Selected text:
=== Section Start ===

Women on the Home Front 1: Elizabeth Abbey's Locket

Long term readers of my blog will know how much I like in November  to adopt the theme of "War and Remembrance"  in honour of all the men and women who have suffered in war. 

I am delighted to feature here a contribution from my guest writer Gordon Macdonald, local historian  and volunteer researcher  at the museum in Hawick, a  mill town in the Scottish Borders. 

In  the first of three article on "Women on the Home Front", Gordon tells the poignant tale of Elizabeth Abbey, nee Scott - a recently married hosiery worker whose husband John went off to war in 1916. 

The locket with photographs of Elizabeth and her hsuband John
                                                            
MRS ELIZABETH ISABELLA ABBEY, NEE SCOTT 

In March 2015 a small gold monogrammed locket and a Ceramic Remembrance Poppy were donated to Hawick Museum by Mr Gormley from Dorset.  They had originally belonged to his great aunt Mrs Elizabeth Abbey. From these two items emerged a story of short-lived happiness and long-endured sadness.

Elizabeth Scott was born in  8 March 1882,  the daughter of Isabella and Richard Scott a chaise driver. Her future husband John Gibson Abbey was born on the 28 August 1885 in Perth, the son of Margaret and Andrew Abbey. He left his native city and was employed in Hawick  as a foreman with Messrs Turnbull's Limited, cleaners & dyers,


John and Elizabeth were married In Hawick Parish Church Manse on 1 August 1913. John Gibson Abbey enlisted on the 30th May 1916 with the 6th Battalion Black Watch. Perhaps on his first home leave, the couple had their photographs taken which Elizabeth placed in a gold monogrammed locket, and this token of love hung around her neck.

John was in action on the second Battle of the Somme on 21 March 1918, where the Germans drenched the battlefield with poisoned gas. By the end of the first day 21,000 British soldiers had been taken prisoner, (40,000 casualties) and John’s battalion, was almost wiped out.

=== Section End ===

Problem 1: In the text about Elizabeth Abbey's locket, who donated the locket to Hawick Museum?
Problem 2:
Do these statements agree with the text about Elizabeth Abbey's locket? Answer yes or no for each and quote the words that decide it.
(a) John Gibson Abbey was born in Perth.
(b) John Gibson Abbey enlisted with the 6th Battalion Black Watch in 1913.
(c) Elizabeth's father was a chaise driver.
Problem 3: Duplicate the passage from the text about Elizabeth Abbey's locket, starting with "John was in" and going on through "almost wiped out.".

(Document layout analysis data)
=== Section Start ===

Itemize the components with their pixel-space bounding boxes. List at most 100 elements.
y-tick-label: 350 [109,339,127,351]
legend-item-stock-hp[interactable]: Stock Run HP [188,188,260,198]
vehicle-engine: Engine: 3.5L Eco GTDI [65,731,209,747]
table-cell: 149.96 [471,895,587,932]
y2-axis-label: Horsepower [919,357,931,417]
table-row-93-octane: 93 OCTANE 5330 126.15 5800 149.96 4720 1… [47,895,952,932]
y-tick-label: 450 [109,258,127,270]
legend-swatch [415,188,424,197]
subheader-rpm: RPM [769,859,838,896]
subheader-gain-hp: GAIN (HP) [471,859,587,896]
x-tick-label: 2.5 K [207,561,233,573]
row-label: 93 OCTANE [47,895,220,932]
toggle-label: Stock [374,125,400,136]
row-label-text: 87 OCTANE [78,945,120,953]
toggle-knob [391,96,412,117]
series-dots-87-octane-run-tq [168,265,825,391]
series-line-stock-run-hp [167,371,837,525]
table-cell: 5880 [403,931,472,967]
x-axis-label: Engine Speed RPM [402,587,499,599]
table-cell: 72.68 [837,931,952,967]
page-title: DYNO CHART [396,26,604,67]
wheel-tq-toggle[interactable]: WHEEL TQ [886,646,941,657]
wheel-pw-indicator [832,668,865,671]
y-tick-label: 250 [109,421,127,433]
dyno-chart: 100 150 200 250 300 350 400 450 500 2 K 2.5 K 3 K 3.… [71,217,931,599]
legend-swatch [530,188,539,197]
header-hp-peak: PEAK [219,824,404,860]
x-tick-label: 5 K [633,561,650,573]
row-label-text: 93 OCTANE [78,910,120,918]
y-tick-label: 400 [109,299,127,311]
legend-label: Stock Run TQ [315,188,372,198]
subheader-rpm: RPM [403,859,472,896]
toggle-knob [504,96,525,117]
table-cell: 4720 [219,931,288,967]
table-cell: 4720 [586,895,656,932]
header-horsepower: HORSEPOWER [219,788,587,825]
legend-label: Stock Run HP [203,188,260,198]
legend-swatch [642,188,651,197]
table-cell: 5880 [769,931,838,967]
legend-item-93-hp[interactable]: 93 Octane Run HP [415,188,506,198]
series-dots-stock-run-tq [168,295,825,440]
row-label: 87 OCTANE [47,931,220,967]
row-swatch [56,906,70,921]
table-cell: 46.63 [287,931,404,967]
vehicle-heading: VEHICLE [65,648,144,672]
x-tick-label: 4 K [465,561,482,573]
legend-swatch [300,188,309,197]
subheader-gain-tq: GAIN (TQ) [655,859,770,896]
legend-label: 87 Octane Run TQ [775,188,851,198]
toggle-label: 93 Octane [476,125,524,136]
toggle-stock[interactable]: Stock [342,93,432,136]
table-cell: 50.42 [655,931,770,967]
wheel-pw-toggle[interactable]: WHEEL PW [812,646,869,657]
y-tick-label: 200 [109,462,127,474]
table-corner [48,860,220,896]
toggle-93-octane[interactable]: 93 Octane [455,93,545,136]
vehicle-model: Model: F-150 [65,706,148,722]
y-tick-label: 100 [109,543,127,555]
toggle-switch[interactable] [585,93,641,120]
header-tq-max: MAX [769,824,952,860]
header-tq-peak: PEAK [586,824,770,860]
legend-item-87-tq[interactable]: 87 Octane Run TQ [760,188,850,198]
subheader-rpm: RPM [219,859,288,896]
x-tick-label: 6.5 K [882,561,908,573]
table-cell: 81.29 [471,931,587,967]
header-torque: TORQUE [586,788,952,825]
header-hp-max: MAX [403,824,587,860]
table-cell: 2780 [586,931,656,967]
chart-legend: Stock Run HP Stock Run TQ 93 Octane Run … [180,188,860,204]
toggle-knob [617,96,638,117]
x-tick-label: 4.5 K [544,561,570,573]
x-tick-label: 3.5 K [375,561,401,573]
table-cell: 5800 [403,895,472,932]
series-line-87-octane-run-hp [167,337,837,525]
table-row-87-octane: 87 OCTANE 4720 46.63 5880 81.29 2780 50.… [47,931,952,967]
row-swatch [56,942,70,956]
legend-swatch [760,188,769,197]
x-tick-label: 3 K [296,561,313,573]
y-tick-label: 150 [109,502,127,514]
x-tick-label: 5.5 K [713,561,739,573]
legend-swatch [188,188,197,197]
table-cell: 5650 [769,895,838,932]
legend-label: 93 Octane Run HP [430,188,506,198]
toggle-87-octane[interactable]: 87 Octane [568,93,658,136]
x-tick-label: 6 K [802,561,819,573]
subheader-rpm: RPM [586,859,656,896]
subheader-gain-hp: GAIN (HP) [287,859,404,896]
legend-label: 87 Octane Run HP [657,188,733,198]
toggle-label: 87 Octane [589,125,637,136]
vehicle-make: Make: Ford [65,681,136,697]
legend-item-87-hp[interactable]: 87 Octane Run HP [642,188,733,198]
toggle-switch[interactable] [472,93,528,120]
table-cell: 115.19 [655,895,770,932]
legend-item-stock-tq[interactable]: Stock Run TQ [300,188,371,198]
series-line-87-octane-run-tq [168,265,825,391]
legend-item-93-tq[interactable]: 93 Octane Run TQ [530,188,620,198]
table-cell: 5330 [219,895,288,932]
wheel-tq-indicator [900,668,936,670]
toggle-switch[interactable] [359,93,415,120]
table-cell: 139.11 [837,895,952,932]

=== Section End ===

Worked solution 1: Mr Gormley from Dorset.

Worked solution 2:
(a) Yes: "was born on the 28 August 1885 in Perth"
(b) No: "enlisted on the 30th May 1916 with the 6th Battalion Black Watch"
(c) Yes: "the daughter of Isabella and Richard Scott a chaise driver"

Worked solution 3:
John was in action on the second Battle of the Somme on 21 March 1918, where the Germans drenched the battlefield with poisoned gas. By the end of the first day 21,000 British soldiers had been taken prisoner, (40,000 casualties) and John’s battalion, was almost wiped out.